→ **Verilen Görev**
Peygamberlere imanın delilini anlatan aşağıdaki metni, son cümlesinden sonra gelecek şekilde sürdürün.

→ **Kaynak Metin**
_ _ _ _ _

Kendisinden önce gelen kitapları tasdik eder." 
Peygamberlere imanın deliline gelince:
Efendimiz Muhammed (s.a.v.)’e imanın delili ile diğer
peygamberlere imanın delili farklıdır. Efendimiz Muhammed (s.a.v.)’in peygamberliğinin
delili nakli değil aklidir. Çünkü peygamber olduğunu
iddia eden bir kimsenin, Rasül veya Nebi olduğunun delili
peygamberliğine delil olarak getirdiği mucizeler ve bu
mucizelerle desteklenen şeriatıdır.
Efendimiz Muhammed (s.a.v.)’in
peygamberliğinin ve risaletinin delili Kur’an’dır. Zira
Kur’an Muhammed (s.a.v.)'in beraberinde getirdiği şeriattır.
Kur’an’ın bizzat kendisi mucize olup mucizeliği halen geçerlidir.
Buna göre, tevatür yoluyla Kur’an-ı Muhammed (s.a.v.)'in
getirdiği, Allah’ın şeriatı olduğu ve Allah katından
geldiği kesindir. Allah’ın şeriatını ise ancak Nebiler
ve Rasüller getirir. Bu da Muhammed (s.a.v.)’in Allah tarafından
Nebi ve Rasül olduğunun akli delilidir.
Diğer peygamberlerin mucizesi ise yok olup
gitti. Şu anda var olan kitaplar ise, aklen Allah’tan
olduklarına delil olamazlar. Çünkü bu kitapların Allah’tan
geldiğini destekleyen mucizeler şu anda yoktur.
Dolayısıyla bu kitaplar efendimiz Muhammed (s.a.v.)’in
dışında diğer peygamberlerin hiç birinin Allah’ın
Nebisi ve Rasülü olduğuna delil olmamaktadır. Onların
peygamberlikleri ve Rasül oluşları ancak nakli delille
sabittir. Allahu Teâla şöyle buyurmaktadır:
"Peygamberler
de, iman edenler de O’na (Rasule) indirilene inandı. Hepsi
de Allah’a, meleklerine, kitaplarına, peygamberlerine iman
etti..." 
"Biz Allah’a, bize indirilmiş olana, İbrahim’e,
İsmail’e, İshak’a, Yakub’a ve torunlarına indirilmiş
olanlara, Musa’ya, İsa’ya verilenlere, peygamberlere
Rablerı tarafından verilmiş olanlara iman ettik. Onların
hiç birinin arasını diğerinden ayırmayız. Biz ona teslim
olmuşlardanız deyin."

_ _ _ _ _

Kayıtlı Girdiler:

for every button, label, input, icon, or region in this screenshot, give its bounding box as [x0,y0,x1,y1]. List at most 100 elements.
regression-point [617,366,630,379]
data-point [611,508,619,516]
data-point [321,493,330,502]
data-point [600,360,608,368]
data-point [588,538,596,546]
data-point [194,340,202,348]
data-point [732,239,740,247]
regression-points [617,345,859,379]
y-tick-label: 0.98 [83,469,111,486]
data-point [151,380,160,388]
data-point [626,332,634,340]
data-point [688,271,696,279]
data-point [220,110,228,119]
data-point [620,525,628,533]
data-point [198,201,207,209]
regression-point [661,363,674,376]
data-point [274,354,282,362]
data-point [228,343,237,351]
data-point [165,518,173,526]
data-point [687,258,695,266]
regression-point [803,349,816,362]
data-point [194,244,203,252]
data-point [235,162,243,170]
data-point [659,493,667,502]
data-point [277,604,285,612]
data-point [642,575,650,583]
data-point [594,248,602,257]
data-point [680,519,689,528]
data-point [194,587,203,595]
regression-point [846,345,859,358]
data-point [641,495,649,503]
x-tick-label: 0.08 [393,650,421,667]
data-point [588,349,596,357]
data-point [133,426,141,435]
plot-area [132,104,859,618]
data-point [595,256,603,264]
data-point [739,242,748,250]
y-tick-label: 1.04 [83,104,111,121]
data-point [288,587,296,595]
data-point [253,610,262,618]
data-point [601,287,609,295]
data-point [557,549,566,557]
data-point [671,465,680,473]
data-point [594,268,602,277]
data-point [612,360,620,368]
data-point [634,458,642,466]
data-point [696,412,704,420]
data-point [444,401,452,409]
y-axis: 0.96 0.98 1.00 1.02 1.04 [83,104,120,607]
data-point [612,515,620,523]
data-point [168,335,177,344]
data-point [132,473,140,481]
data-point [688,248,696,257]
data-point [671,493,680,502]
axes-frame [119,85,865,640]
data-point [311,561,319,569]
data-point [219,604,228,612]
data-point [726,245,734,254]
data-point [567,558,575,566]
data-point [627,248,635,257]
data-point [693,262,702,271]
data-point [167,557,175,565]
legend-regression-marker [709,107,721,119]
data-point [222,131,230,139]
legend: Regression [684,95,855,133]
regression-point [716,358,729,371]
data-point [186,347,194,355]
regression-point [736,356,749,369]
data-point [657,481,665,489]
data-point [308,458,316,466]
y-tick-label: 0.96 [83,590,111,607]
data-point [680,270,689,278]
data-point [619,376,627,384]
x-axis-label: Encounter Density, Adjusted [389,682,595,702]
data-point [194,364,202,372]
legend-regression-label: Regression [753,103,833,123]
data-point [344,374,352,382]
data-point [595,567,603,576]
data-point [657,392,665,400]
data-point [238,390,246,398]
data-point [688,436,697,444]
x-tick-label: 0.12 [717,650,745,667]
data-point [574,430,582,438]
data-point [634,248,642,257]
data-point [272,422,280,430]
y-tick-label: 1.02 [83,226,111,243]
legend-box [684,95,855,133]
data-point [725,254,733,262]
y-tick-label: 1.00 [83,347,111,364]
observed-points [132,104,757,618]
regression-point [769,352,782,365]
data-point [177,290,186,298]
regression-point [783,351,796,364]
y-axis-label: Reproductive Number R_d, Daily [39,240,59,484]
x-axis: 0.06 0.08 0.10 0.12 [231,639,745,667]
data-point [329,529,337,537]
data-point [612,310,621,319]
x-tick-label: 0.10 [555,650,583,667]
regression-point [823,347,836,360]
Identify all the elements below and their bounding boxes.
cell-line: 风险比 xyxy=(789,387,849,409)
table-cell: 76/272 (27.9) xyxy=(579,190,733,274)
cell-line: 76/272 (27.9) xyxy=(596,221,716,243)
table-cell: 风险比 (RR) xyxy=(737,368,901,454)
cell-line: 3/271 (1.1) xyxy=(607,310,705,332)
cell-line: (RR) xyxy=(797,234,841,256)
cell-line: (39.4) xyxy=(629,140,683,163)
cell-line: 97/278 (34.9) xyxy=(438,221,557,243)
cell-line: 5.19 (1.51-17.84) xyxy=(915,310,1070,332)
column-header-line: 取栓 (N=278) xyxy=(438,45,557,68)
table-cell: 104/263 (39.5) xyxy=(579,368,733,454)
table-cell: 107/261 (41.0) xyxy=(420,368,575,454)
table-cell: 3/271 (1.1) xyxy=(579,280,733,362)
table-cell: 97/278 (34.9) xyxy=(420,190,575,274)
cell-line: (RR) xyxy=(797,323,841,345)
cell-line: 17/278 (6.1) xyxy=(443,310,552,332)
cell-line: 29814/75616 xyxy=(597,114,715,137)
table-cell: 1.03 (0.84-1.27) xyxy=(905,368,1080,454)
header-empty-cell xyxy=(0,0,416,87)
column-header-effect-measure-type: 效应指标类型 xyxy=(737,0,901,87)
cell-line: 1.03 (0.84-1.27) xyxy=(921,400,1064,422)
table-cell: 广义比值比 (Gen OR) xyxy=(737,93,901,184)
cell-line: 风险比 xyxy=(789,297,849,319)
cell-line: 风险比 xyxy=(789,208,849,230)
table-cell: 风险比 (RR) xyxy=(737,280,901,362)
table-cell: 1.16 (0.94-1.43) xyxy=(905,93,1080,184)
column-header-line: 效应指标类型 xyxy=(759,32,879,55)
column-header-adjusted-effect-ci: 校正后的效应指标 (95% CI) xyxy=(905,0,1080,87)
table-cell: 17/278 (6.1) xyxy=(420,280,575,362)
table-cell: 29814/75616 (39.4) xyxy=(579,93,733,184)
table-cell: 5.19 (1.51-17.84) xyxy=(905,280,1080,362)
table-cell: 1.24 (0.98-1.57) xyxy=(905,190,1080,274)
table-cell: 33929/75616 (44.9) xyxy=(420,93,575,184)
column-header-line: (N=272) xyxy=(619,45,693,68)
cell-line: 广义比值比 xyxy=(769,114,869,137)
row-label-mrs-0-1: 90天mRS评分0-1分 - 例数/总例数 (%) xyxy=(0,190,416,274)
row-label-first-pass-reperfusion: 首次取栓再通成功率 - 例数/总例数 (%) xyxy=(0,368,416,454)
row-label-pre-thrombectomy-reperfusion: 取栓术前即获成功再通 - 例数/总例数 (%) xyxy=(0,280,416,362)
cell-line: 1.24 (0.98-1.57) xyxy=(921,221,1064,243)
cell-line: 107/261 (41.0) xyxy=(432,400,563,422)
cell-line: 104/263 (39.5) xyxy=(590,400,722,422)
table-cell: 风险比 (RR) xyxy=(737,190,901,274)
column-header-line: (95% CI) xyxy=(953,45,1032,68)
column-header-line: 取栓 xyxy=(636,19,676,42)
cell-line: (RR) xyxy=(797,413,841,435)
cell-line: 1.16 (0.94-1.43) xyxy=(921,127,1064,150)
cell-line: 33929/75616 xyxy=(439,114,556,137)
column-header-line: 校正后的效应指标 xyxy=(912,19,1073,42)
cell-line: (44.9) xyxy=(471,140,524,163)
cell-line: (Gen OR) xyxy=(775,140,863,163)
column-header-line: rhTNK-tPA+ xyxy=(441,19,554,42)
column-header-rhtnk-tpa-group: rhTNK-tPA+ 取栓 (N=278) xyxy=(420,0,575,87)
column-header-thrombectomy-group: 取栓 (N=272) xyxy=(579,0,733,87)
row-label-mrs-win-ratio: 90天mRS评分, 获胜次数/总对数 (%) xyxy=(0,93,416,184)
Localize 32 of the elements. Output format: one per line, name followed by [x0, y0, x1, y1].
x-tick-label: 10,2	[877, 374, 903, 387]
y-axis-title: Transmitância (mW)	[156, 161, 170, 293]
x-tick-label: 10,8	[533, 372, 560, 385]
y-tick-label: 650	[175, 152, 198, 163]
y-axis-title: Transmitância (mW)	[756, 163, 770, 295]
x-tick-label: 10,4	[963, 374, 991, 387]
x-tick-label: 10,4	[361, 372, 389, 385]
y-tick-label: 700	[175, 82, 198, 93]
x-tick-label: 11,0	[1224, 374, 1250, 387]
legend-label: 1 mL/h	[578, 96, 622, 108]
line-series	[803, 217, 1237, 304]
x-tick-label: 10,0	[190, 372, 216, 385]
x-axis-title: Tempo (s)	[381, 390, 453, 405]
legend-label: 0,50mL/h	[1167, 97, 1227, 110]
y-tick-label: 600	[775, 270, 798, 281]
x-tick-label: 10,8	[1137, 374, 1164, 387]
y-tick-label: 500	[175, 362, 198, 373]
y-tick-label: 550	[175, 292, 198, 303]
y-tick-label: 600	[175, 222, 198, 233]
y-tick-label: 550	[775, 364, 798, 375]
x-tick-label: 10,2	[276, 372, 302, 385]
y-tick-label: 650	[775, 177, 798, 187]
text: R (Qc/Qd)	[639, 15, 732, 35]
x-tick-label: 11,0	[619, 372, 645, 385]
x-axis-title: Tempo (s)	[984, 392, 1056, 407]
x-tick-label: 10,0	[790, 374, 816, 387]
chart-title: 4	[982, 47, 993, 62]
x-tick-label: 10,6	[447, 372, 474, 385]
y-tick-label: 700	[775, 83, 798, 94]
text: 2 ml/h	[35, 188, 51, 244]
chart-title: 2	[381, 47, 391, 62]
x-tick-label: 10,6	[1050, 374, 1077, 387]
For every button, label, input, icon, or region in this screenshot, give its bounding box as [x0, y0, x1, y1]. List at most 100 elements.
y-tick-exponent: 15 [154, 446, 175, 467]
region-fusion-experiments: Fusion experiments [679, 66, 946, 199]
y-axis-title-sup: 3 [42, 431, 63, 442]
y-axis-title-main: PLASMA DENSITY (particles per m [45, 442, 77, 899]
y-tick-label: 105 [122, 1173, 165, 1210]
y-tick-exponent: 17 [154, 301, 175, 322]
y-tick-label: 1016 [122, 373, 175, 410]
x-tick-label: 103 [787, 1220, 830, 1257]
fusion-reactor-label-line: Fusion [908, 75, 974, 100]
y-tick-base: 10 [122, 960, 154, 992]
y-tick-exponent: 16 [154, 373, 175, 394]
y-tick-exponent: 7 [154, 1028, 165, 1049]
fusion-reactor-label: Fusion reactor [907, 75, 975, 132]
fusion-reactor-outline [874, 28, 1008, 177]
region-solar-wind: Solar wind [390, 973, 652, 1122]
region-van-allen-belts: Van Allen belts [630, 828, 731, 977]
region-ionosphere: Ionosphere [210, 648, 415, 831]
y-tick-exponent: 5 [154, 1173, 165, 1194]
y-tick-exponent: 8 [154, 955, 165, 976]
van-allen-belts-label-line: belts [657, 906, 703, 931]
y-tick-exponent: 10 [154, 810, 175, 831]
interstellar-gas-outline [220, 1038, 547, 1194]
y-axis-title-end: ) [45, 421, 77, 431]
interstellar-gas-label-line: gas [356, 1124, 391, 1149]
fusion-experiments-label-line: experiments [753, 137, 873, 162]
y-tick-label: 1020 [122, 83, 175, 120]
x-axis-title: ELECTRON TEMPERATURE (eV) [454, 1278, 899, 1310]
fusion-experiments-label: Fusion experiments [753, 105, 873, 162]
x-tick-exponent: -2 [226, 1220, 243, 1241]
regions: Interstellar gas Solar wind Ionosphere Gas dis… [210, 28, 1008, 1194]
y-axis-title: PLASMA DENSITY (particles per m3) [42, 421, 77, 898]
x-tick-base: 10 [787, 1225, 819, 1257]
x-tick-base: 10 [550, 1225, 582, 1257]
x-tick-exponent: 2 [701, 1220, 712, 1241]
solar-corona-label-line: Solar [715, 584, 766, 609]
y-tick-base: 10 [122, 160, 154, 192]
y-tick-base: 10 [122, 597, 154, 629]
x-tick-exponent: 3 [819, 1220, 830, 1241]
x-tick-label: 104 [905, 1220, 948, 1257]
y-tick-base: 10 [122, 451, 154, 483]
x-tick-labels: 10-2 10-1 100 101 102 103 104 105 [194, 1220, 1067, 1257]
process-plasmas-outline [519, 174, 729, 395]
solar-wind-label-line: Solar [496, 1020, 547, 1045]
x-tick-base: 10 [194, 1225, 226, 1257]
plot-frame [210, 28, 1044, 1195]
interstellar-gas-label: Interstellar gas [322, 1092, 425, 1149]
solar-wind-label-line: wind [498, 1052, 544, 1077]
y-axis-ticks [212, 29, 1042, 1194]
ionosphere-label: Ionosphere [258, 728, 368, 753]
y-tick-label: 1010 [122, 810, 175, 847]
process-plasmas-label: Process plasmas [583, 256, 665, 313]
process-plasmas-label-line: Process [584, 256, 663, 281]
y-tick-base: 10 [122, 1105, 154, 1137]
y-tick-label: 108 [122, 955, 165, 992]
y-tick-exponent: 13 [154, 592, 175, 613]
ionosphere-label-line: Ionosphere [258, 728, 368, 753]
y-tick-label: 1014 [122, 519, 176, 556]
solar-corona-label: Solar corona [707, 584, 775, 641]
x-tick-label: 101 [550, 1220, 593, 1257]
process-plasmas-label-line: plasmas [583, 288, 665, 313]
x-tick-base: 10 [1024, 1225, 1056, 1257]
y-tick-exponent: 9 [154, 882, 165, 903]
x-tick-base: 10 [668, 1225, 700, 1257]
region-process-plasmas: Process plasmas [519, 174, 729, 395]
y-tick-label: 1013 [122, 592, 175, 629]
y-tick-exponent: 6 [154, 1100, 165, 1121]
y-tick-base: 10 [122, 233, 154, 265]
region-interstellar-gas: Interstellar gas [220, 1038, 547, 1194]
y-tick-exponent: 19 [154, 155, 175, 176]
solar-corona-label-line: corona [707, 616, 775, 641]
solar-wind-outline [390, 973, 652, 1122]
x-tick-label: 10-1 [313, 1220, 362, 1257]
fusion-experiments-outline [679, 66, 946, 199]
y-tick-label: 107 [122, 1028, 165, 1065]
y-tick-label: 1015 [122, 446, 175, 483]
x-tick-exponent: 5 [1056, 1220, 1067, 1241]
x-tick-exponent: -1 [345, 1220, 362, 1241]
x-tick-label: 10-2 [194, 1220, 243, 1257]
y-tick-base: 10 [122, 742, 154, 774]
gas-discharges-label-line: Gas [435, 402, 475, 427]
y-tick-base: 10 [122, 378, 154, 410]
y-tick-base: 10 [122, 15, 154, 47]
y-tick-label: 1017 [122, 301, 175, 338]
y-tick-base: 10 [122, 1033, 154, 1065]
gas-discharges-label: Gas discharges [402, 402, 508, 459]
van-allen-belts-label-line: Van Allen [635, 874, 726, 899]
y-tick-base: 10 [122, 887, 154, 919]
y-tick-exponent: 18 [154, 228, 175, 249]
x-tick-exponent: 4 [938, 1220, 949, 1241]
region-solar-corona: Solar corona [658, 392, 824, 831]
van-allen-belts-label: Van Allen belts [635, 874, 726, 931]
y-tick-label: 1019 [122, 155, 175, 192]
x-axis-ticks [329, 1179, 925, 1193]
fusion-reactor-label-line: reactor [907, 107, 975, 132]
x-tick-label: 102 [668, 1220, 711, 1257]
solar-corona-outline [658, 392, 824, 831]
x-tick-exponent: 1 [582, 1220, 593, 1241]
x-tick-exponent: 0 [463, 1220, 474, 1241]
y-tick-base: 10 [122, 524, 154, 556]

_ _ _ _ _

→ **Görevin Cevabı**
Ahiret günü olan Kıyamet gününe imanın
delili ise akli değil naklidir. Çünkü kıyamet günü
aklen idrak edilemez. Allahu Teâla şöyle demektedir:
"Mekke ve etrafındakileri uyaran mübarek kitaptır.
Ahirete inananlar buna da inanırlar..." 
"Ahirete
inanmayanların kalpleri inkâr edicidir ve onlar büyüklük
taslayanlardır." 
"Ahirete
inanmayanlar kötülük
örneğidirler." 
"Ahirete
inanmayanlar, onlar için elem verici bir azap hazırladık." 
"Sur’a üfürüldüğünde, yer ile dağlar bir vuruşla
birbirine çarpıldığında, işte o gün olan olmuştur. Gök
de yarılmış ve o gün bitkin bir hale gelmiştir. Melekler
ise onun çevresindedirler ve o gün Rabbinin Arşı’nı,
onların da üstünde sekiz tanesi yüklenir. O gün siz
huzura alınırsınız. Ve hiçbir şeyiniz gizli kalmaz." 
Rasulullah (s.a.v.) ise şöyle buyurmakta:
"İman, Allah’a
meleklerine,
kitaplarına, kıyamet gününe, peygamberlerine ve tekrar
dirilmeye inanmaktır." 
İşte bunlar iman edilmesi istenenlerdir.
Bunlar; Allah’a, meleklerine, kitaplarına, peygamberlerine,
ahiret gününe ve aynı zamanda da "Kaza ve Kader"e
inanmak olmak üzere beştir. Bir kişi bu beş şeyin
tamamına ve bunlarla birlikte "Kaza ve Kader"e de iman
etmedikçe İslâm’a inanmış sayılmaz ve ona Müslüman
olarak itibar edilmez. Çünkü Allahu Teâla şöyle
buyurmaktadır:
"Ey iman edenler! Allah’a,
peygamberine, peygamberine
indirdiği kitaba ve daha önce indirdiği kitaba inanın.
Kim, Allah’ı meleklerini, kitaplarını, peygamberlerini ve
ahiret gününü inkâr ederse şüphesiz derin bir sapıklığa
düşmüştür." 
Kur’an ve hadis bu beş şeye nass
teşkil edecek şekilde, her birini ismi ile belirterek, açık
ve net şekilde delillendirerek gelmiştir. Bu beş husus
dışında, bizzat ismi ve gerçeği belirtilerek açık ve
net olarak bu konularda anlatıldığı gibi iman ifadesi geçmedi.
Delaleti ve Subutu kat’i olan kesin nasslar sadece bu beş
konu hakkında vardır.
Evet, bazı rivayetlerde Cibril hadisinde
kader’e iman ifadesi şu şekilde geçmiştir.
"Dedi
ki: Kader’e ve onun hayrının ve şerrinin Allah’tan
geldiğine inanmandır."
Ancak
bu hadis, Haber-i Ahad’dır.
Buna ilave olarak da burada kaderden kasıt anlaşılmasında
ihtilaf eden "Kaza ve Kader" değil, Allah’ın ilmidir.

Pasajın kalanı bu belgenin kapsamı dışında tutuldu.